Given data
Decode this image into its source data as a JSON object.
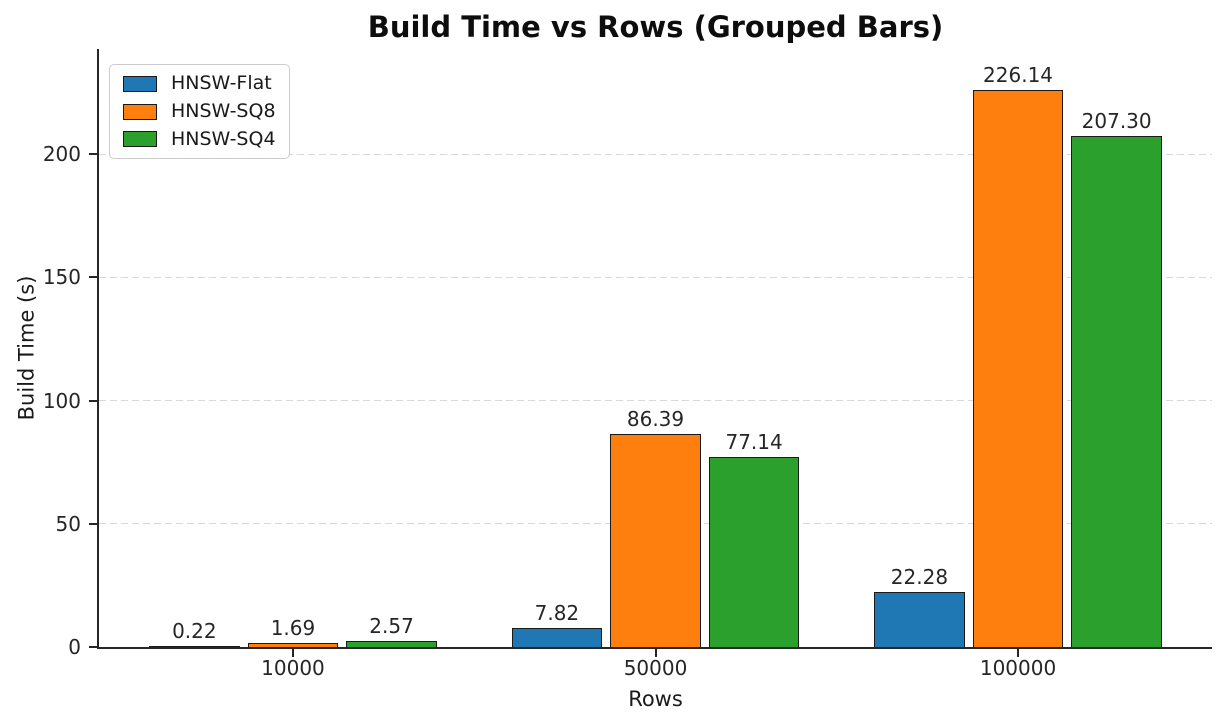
{
  "chart_data": {
    "type": "bar",
    "title": "Build Time vs Rows (Grouped Bars)",
    "xlabel": "Rows",
    "ylabel": "Build Time (s)",
    "categories": [
      "10000",
      "50000",
      "100000"
    ],
    "series": [
      {
        "name": "HNSW-Flat",
        "color": "#1f77b4",
        "values": [
          0.22,
          7.82,
          22.28
        ]
      },
      {
        "name": "HNSW-SQ8",
        "color": "#ff7f0e",
        "values": [
          1.69,
          86.39,
          226.14
        ]
      },
      {
        "name": "HNSW-SQ4",
        "color": "#2ca02c",
        "values": [
          2.57,
          77.14,
          207.3
        ]
      }
    ],
    "value_label_decimals": 2,
    "yticks": [
      0,
      50,
      100,
      150,
      200
    ],
    "ylim": [
      0,
      242.6
    ],
    "xlim": [
      -0.535,
      2.535
    ],
    "bar_width": 0.25,
    "bar_offsets": [
      -0.272,
      0,
      0.272
    ],
    "grid": "horizontal-dashed",
    "legend_position": "upper-left",
    "colors": {
      "bar_edge": "#1a1a1a",
      "grid": "#d8d8d8",
      "axis": "#262626",
      "text": "#262626"
    }
  }
}
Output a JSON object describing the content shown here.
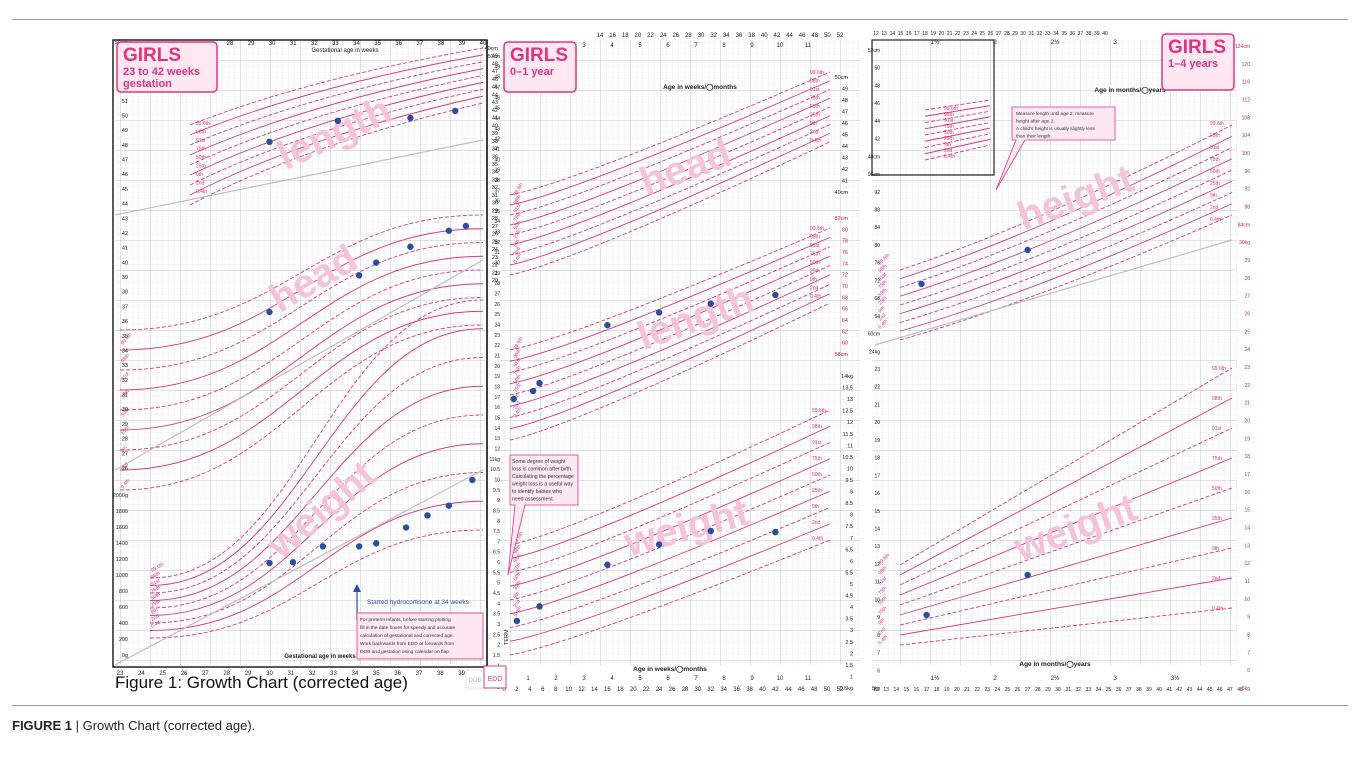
{
  "caption": {
    "figure_label": "FIGURE 1",
    "separator": " | ",
    "text": "Growth Chart (corrected age)."
  },
  "embedded_caption": "Figure 1: Growth Chart (corrected age)",
  "colors": {
    "pink": "#e0357e",
    "pink_light": "#f2a3c6",
    "grey_line": "#bfbfbf",
    "dot": "#2a4f9e",
    "panel_border": "#222222",
    "watermark": "#f4c3d8"
  },
  "panels": [
    {
      "id": "preterm",
      "title": "GIRLS",
      "subtitle_lines": [
        "23 to 42 weeks",
        "gestation"
      ],
      "top_axis_label": "Gestational age in weeks",
      "bottom_axis_label": "Gestational age in weeks",
      "x_ticks": [
        "23",
        "24",
        "25",
        "26",
        "27",
        "28",
        "29",
        "30",
        "31",
        "32",
        "33",
        "34",
        "35",
        "36",
        "37",
        "38",
        "39",
        "40"
      ],
      "top_ticks": [
        "28",
        "29",
        "30",
        "31",
        "32",
        "33",
        "34",
        "35",
        "36",
        "37",
        "38",
        "39",
        "40"
      ],
      "top_ticks_low": [
        "24",
        "25",
        "26"
      ],
      "left_ticks_head": [
        "56cm",
        "54",
        "53",
        "52",
        "51",
        "50",
        "49",
        "48",
        "47",
        "46",
        "45",
        "44",
        "43",
        "42",
        "41",
        "40",
        "39",
        "38",
        "37",
        "36",
        "35",
        "34",
        "33",
        "32",
        "31",
        "30",
        "29",
        "28",
        "27",
        "26"
      ],
      "left_ticks_weight": [
        "2000g",
        "1800",
        "1600",
        "1400",
        "1200",
        "1000",
        "800",
        "600",
        "400",
        "200",
        "0g"
      ],
      "right_ticks": [
        "40cm",
        "49",
        "48",
        "47",
        "46",
        "45",
        "44",
        "43",
        "42",
        "41",
        "40",
        "39",
        "38",
        "37",
        "36",
        "35",
        "34",
        "33",
        "32",
        "31",
        "30",
        "29",
        "28",
        "27",
        "26",
        "25",
        "24",
        "23",
        "22",
        "21",
        "20"
      ],
      "watermarks": [
        "length",
        "head",
        "weight"
      ],
      "centile_labels": [
        "99.6th",
        "98th",
        "91st",
        "75th",
        "50th",
        "25th",
        "9th",
        "2nd",
        "0.4th"
      ],
      "annotation_arrow": "Started hydrocortisone at 34 weeks",
      "annotation_box": [
        "For preterm infants, before starting plotting",
        "fill in the date boxes for speedy and accurate",
        "calculation of gestational and corrected age.",
        "Work backwards from EDD or forwards from",
        "DOB and gestation using calendar on flap."
      ],
      "corner_labels": [
        "DOB",
        "EDD"
      ],
      "series": [
        {
          "name": "length",
          "x": [
            30.0,
            33.2,
            36.6,
            38.7
          ],
          "y": [
            44.3,
            45.8,
            46.0,
            46.5
          ]
        },
        {
          "name": "head",
          "x": [
            30.0,
            34.2,
            35.0,
            36.6,
            38.4,
            39.2
          ],
          "y": [
            25.7,
            28.0,
            28.8,
            29.8,
            30.8,
            31.1
          ]
        },
        {
          "name": "weight",
          "x": [
            30.0,
            31.1,
            32.5,
            34.2,
            35.0,
            36.4,
            37.4,
            38.4,
            39.5
          ],
          "y": [
            1120,
            1130,
            1340,
            1340,
            1380,
            1590,
            1750,
            1880,
            2220
          ]
        }
      ]
    },
    {
      "id": "infant",
      "title": "GIRLS",
      "subtitle_lines": [
        "0–1 year"
      ],
      "top_axis_label": "Age in weeks/◯months",
      "bottom_axis_label": "Age in weeks/◯months",
      "week_ticks": [
        "0",
        "2",
        "4",
        "6",
        "8",
        "10",
        "12",
        "14",
        "16",
        "18",
        "20",
        "22",
        "24",
        "26",
        "28",
        "30",
        "32",
        "34",
        "36",
        "38",
        "40",
        "42",
        "44",
        "46",
        "48",
        "50",
        "52"
      ],
      "top_week_ticks": [
        "14",
        "16",
        "18",
        "20",
        "22",
        "24",
        "26",
        "28",
        "30",
        "32",
        "34",
        "36",
        "38",
        "40",
        "42",
        "44",
        "46",
        "48",
        "50",
        "52"
      ],
      "month_ticks": [
        "1",
        "2",
        "3",
        "4",
        "5",
        "6",
        "7",
        "8",
        "9",
        "10",
        "11"
      ],
      "left_ticks": [
        "50cm",
        "49",
        "48",
        "47",
        "46",
        "45",
        "44",
        "43",
        "42",
        "41",
        "40",
        "39",
        "38",
        "37",
        "36",
        "35",
        "34",
        "33",
        "32",
        "31",
        "30",
        "29",
        "28",
        "27",
        "26",
        "25",
        "24",
        "23",
        "22",
        "21",
        "20",
        "19",
        "18",
        "17",
        "16",
        "15",
        "14",
        "13",
        "12",
        "11kg",
        "10.5",
        "10",
        "9.5",
        "9",
        "8.5",
        "8",
        "7.5",
        "7",
        "6.5",
        "6",
        "5.5",
        "5",
        "4.5",
        "4",
        "3.5",
        "3",
        "2.5",
        "2",
        "1.5",
        "1",
        "0.5",
        "0kg"
      ],
      "right_ticks_head": [
        "50cm",
        "49",
        "48",
        "47",
        "46",
        "45",
        "44",
        "43",
        "42",
        "41",
        "40cm"
      ],
      "right_ticks_length": [
        "82cm",
        "80",
        "78",
        "76",
        "74",
        "72",
        "70",
        "68",
        "66",
        "64",
        "62",
        "60",
        "58cm"
      ],
      "right_ticks_weight": [
        "14kg",
        "13.5",
        "13",
        "12.5",
        "12",
        "11.5",
        "11",
        "10.5",
        "10",
        "9.5",
        "9",
        "8.5",
        "8",
        "7.5",
        "7",
        "6.5",
        "6",
        "5.5",
        "5",
        "4.5",
        "4",
        "3.5",
        "3",
        "2.5",
        "2",
        "1.5",
        "1",
        "0.5kg"
      ],
      "watermarks": [
        "head",
        "length",
        "weight"
      ],
      "centile_labels": [
        "99.6th",
        "98th",
        "91st",
        "75th",
        "50th",
        "25th",
        "9th",
        "2nd",
        "0.4th"
      ],
      "term_label": "TERM",
      "annotation_box": [
        "Some degree of weight",
        "loss is common after birth.",
        "Calculating the percentage",
        "weight loss is a useful way",
        "to identify babies who",
        "need assessment."
      ],
      "series": [
        {
          "name": "length",
          "x": [
            1.5,
            4.5,
            5.5,
            16,
            24,
            32,
            42
          ],
          "y": [
            50.5,
            51.5,
            52.5,
            59.8,
            61.4,
            62.5,
            63.6
          ]
        },
        {
          "name": "weight",
          "x": [
            2,
            5.5,
            16,
            24,
            32,
            42
          ],
          "y": [
            2.1,
            2.75,
            4.6,
            5.5,
            6.1,
            6.05
          ]
        }
      ]
    },
    {
      "id": "toddler",
      "title": "GIRLS",
      "subtitle_lines": [
        "1–4 years"
      ],
      "top_axis_label": "Age in months/◯years",
      "bottom_axis_label": "Age in months/◯years",
      "month_ticks_bottom": [
        "12",
        "13",
        "14",
        "15",
        "16",
        "17",
        "18",
        "19",
        "20",
        "21",
        "22",
        "23",
        "24",
        "25",
        "26",
        "27",
        "28",
        "29",
        "30",
        "31",
        "32",
        "33",
        "34",
        "35",
        "36",
        "37",
        "38",
        "39",
        "40",
        "41",
        "42",
        "43",
        "44",
        "45",
        "46",
        "47",
        "48"
      ],
      "year_circles": [
        "1½",
        "2",
        "2½",
        "3",
        "3½"
      ],
      "left_ticks": [
        "52cm",
        "50",
        "48",
        "46",
        "44",
        "42",
        "40cm",
        "96cm",
        "92",
        "88",
        "84",
        "80",
        "76",
        "72",
        "68",
        "64",
        "60cm",
        "24kg",
        "23",
        "22",
        "21",
        "20",
        "19",
        "18",
        "17",
        "16",
        "15",
        "14",
        "13",
        "12",
        "11",
        "10",
        "9",
        "8",
        "7",
        "6",
        "5kg"
      ],
      "right_ticks": [
        "124cm",
        "120",
        "116",
        "112",
        "108",
        "104",
        "100",
        "96",
        "92",
        "88",
        "84cm",
        "30kg",
        "29",
        "28",
        "27",
        "26",
        "25",
        "24",
        "23",
        "22",
        "21",
        "20",
        "19",
        "18",
        "17",
        "16",
        "15",
        "14",
        "13",
        "12",
        "11",
        "10",
        "9",
        "8",
        "7",
        "6",
        "5kg"
      ],
      "watermarks": [
        "height",
        "weight"
      ],
      "centile_labels": [
        "99.6th",
        "98th",
        "91st",
        "75th",
        "50th",
        "25th",
        "9th",
        "2nd",
        "0.4th"
      ],
      "annotation_box": [
        "Measure length until age 2; measure",
        "height after age 2.",
        "A child's height is usually slightly less",
        "than their length."
      ],
      "series": [
        {
          "name": "height",
          "x": [
            16.5,
            27
          ],
          "y": [
            76.5,
            82.5
          ]
        },
        {
          "name": "weight",
          "x": [
            17,
            27
          ],
          "y": [
            9.2,
            10.8
          ]
        }
      ]
    }
  ]
}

Exercise goal
Copy all lines from the entries that contain the word "weeks".

Task answer
        "23 to 42 weeks",
      "top_axis_label": "Gestational age in weeks",
      "bottom_axis_label": "Gestational age in weeks",
      "annotation_arrow": "Started hydrocortisone at 34 weeks",
      "top_axis_label": "Age in weeks/◯months",
      "bottom_axis_label": "Age in weeks/◯months",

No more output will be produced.